Given request — Restate the whole of the material. Keep every word, and drop the pictures.

Dataset listings of figures —
»»
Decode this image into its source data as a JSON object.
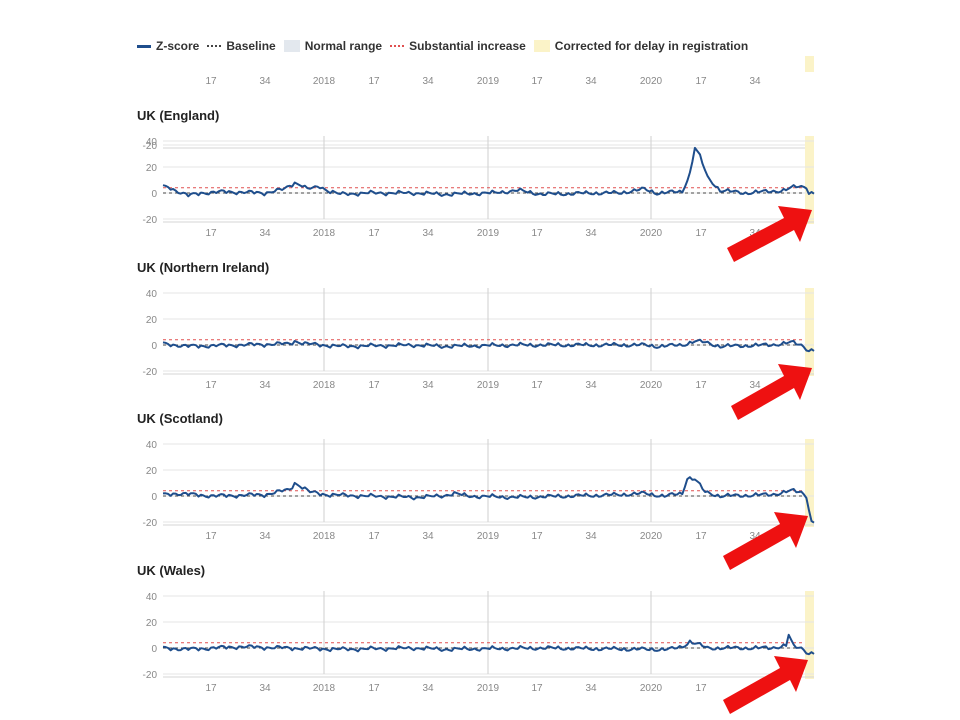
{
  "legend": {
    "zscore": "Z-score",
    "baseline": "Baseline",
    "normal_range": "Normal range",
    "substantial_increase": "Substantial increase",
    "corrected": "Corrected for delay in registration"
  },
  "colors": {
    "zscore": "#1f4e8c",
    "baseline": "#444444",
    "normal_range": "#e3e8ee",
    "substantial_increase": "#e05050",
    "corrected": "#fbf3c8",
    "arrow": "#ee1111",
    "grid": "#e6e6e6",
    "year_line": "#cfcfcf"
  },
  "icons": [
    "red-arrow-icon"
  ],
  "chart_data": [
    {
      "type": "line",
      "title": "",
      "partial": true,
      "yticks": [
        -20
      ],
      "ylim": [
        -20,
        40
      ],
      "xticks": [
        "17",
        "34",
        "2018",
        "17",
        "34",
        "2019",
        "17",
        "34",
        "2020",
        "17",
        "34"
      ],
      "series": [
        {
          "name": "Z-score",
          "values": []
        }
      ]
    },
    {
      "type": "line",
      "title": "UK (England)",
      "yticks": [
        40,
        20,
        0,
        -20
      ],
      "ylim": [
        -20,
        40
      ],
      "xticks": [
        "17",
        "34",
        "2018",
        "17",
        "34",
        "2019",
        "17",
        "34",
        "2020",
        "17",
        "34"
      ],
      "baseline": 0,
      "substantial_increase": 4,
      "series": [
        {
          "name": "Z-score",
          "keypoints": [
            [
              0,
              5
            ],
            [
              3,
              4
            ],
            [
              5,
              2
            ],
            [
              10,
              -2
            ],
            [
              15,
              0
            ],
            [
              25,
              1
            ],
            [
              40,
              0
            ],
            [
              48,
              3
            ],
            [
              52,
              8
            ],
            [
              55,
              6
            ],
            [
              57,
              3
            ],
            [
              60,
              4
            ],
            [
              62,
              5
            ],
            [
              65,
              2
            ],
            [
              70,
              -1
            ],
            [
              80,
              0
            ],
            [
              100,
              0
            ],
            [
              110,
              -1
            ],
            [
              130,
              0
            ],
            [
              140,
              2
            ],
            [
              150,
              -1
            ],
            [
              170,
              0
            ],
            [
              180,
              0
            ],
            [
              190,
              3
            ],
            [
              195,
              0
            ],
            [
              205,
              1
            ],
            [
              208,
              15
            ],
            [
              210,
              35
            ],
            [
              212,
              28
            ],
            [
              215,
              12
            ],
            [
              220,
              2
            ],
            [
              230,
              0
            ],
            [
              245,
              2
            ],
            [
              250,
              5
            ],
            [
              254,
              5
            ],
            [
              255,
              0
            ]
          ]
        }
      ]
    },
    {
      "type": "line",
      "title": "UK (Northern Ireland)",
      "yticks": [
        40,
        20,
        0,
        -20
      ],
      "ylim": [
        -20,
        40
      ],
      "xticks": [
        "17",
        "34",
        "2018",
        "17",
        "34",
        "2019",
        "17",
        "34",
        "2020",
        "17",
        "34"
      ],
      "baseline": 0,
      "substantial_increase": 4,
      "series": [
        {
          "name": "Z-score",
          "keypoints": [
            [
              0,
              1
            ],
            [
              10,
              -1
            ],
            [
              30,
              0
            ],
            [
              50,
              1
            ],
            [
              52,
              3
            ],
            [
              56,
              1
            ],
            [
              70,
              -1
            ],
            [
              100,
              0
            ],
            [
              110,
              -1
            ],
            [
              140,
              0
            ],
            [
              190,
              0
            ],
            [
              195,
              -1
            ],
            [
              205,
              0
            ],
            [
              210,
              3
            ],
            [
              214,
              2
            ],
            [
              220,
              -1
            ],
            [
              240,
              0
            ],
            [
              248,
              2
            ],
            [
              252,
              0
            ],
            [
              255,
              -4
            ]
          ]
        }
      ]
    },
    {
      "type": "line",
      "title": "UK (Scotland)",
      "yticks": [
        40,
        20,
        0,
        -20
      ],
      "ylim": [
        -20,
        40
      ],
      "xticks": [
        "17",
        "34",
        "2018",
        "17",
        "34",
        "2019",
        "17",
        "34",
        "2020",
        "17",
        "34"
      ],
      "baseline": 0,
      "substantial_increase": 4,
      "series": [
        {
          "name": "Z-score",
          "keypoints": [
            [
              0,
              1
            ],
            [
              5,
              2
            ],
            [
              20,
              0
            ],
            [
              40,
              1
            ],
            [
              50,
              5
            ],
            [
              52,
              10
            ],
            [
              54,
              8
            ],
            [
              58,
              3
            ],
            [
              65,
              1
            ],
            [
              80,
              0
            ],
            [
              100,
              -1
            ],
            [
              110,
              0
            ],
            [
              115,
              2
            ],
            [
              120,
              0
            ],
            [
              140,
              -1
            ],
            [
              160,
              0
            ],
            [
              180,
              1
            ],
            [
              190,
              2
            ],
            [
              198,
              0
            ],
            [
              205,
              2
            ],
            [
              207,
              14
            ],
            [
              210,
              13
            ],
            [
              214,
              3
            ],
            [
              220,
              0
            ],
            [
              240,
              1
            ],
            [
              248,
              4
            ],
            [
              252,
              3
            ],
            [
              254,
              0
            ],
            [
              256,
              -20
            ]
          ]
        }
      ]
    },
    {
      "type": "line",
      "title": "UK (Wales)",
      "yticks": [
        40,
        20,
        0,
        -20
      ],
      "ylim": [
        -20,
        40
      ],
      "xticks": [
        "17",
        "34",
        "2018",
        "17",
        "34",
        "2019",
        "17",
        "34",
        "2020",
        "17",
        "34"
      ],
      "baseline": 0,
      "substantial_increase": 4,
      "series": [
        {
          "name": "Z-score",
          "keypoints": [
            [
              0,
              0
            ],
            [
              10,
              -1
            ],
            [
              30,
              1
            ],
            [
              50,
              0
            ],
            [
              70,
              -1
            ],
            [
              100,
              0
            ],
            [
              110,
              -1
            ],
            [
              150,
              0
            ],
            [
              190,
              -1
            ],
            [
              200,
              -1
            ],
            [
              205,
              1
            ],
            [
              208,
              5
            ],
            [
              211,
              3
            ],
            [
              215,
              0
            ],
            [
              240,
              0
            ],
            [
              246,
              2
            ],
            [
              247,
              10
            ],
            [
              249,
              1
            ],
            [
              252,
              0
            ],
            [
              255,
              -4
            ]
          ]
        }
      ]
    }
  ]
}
««
Full answer —
Decode this image into its source data as a JSON object.
{
  "legend": {
    "zscore": "Z-score",
    "baseline": "Baseline",
    "normal_range": "Normal range",
    "substantial_increase": "Substantial increase",
    "corrected": "Corrected for delay in registration"
  },
  "colors": {
    "zscore": "#1f4e8c",
    "baseline": "#444444",
    "normal_range": "#e3e8ee",
    "substantial_increase": "#e05050",
    "corrected": "#fbf3c8",
    "arrow": "#ee1111",
    "grid": "#e6e6e6",
    "year_line": "#cfcfcf"
  },
  "icons": [
    "red-arrow-icon"
  ],
  "chart_data": [
    {
      "type": "line",
      "title": "",
      "partial": true,
      "yticks": [
        -20
      ],
      "ylim": [
        -20,
        40
      ],
      "xticks": [
        "17",
        "34",
        "2018",
        "17",
        "34",
        "2019",
        "17",
        "34",
        "2020",
        "17",
        "34"
      ],
      "series": [
        {
          "name": "Z-score",
          "values": []
        }
      ]
    },
    {
      "type": "line",
      "title": "UK (England)",
      "yticks": [
        40,
        20,
        0,
        -20
      ],
      "ylim": [
        -20,
        40
      ],
      "xticks": [
        "17",
        "34",
        "2018",
        "17",
        "34",
        "2019",
        "17",
        "34",
        "2020",
        "17",
        "34"
      ],
      "baseline": 0,
      "substantial_increase": 4,
      "series": [
        {
          "name": "Z-score",
          "keypoints": [
            [
              0,
              5
            ],
            [
              3,
              4
            ],
            [
              5,
              2
            ],
            [
              10,
              -2
            ],
            [
              15,
              0
            ],
            [
              25,
              1
            ],
            [
              40,
              0
            ],
            [
              48,
              3
            ],
            [
              52,
              8
            ],
            [
              55,
              6
            ],
            [
              57,
              3
            ],
            [
              60,
              4
            ],
            [
              62,
              5
            ],
            [
              65,
              2
            ],
            [
              70,
              -1
            ],
            [
              80,
              0
            ],
            [
              100,
              0
            ],
            [
              110,
              -1
            ],
            [
              130,
              0
            ],
            [
              140,
              2
            ],
            [
              150,
              -1
            ],
            [
              170,
              0
            ],
            [
              180,
              0
            ],
            [
              190,
              3
            ],
            [
              195,
              0
            ],
            [
              205,
              1
            ],
            [
              208,
              15
            ],
            [
              210,
              35
            ],
            [
              212,
              28
            ],
            [
              215,
              12
            ],
            [
              220,
              2
            ],
            [
              230,
              0
            ],
            [
              245,
              2
            ],
            [
              250,
              5
            ],
            [
              254,
              5
            ],
            [
              255,
              0
            ]
          ]
        }
      ]
    },
    {
      "type": "line",
      "title": "UK (Northern Ireland)",
      "yticks": [
        40,
        20,
        0,
        -20
      ],
      "ylim": [
        -20,
        40
      ],
      "xticks": [
        "17",
        "34",
        "2018",
        "17",
        "34",
        "2019",
        "17",
        "34",
        "2020",
        "17",
        "34"
      ],
      "baseline": 0,
      "substantial_increase": 4,
      "series": [
        {
          "name": "Z-score",
          "keypoints": [
            [
              0,
              1
            ],
            [
              10,
              -1
            ],
            [
              30,
              0
            ],
            [
              50,
              1
            ],
            [
              52,
              3
            ],
            [
              56,
              1
            ],
            [
              70,
              -1
            ],
            [
              100,
              0
            ],
            [
              110,
              -1
            ],
            [
              140,
              0
            ],
            [
              190,
              0
            ],
            [
              195,
              -1
            ],
            [
              205,
              0
            ],
            [
              210,
              3
            ],
            [
              214,
              2
            ],
            [
              220,
              -1
            ],
            [
              240,
              0
            ],
            [
              248,
              2
            ],
            [
              252,
              0
            ],
            [
              255,
              -4
            ]
          ]
        }
      ]
    },
    {
      "type": "line",
      "title": "UK (Scotland)",
      "yticks": [
        40,
        20,
        0,
        -20
      ],
      "ylim": [
        -20,
        40
      ],
      "xticks": [
        "17",
        "34",
        "2018",
        "17",
        "34",
        "2019",
        "17",
        "34",
        "2020",
        "17",
        "34"
      ],
      "baseline": 0,
      "substantial_increase": 4,
      "series": [
        {
          "name": "Z-score",
          "keypoints": [
            [
              0,
              1
            ],
            [
              5,
              2
            ],
            [
              20,
              0
            ],
            [
              40,
              1
            ],
            [
              50,
              5
            ],
            [
              52,
              10
            ],
            [
              54,
              8
            ],
            [
              58,
              3
            ],
            [
              65,
              1
            ],
            [
              80,
              0
            ],
            [
              100,
              -1
            ],
            [
              110,
              0
            ],
            [
              115,
              2
            ],
            [
              120,
              0
            ],
            [
              140,
              -1
            ],
            [
              160,
              0
            ],
            [
              180,
              1
            ],
            [
              190,
              2
            ],
            [
              198,
              0
            ],
            [
              205,
              2
            ],
            [
              207,
              14
            ],
            [
              210,
              13
            ],
            [
              214,
              3
            ],
            [
              220,
              0
            ],
            [
              240,
              1
            ],
            [
              248,
              4
            ],
            [
              252,
              3
            ],
            [
              254,
              0
            ],
            [
              256,
              -20
            ]
          ]
        }
      ]
    },
    {
      "type": "line",
      "title": "UK (Wales)",
      "yticks": [
        40,
        20,
        0,
        -20
      ],
      "ylim": [
        -20,
        40
      ],
      "xticks": [
        "17",
        "34",
        "2018",
        "17",
        "34",
        "2019",
        "17",
        "34",
        "2020",
        "17",
        "34"
      ],
      "baseline": 0,
      "substantial_increase": 4,
      "series": [
        {
          "name": "Z-score",
          "keypoints": [
            [
              0,
              0
            ],
            [
              10,
              -1
            ],
            [
              30,
              1
            ],
            [
              50,
              0
            ],
            [
              70,
              -1
            ],
            [
              100,
              0
            ],
            [
              110,
              -1
            ],
            [
              150,
              0
            ],
            [
              190,
              -1
            ],
            [
              200,
              -1
            ],
            [
              205,
              1
            ],
            [
              208,
              5
            ],
            [
              211,
              3
            ],
            [
              215,
              0
            ],
            [
              240,
              0
            ],
            [
              246,
              2
            ],
            [
              247,
              10
            ],
            [
              249,
              1
            ],
            [
              252,
              0
            ],
            [
              255,
              -4
            ]
          ]
        }
      ]
    }
  ]
}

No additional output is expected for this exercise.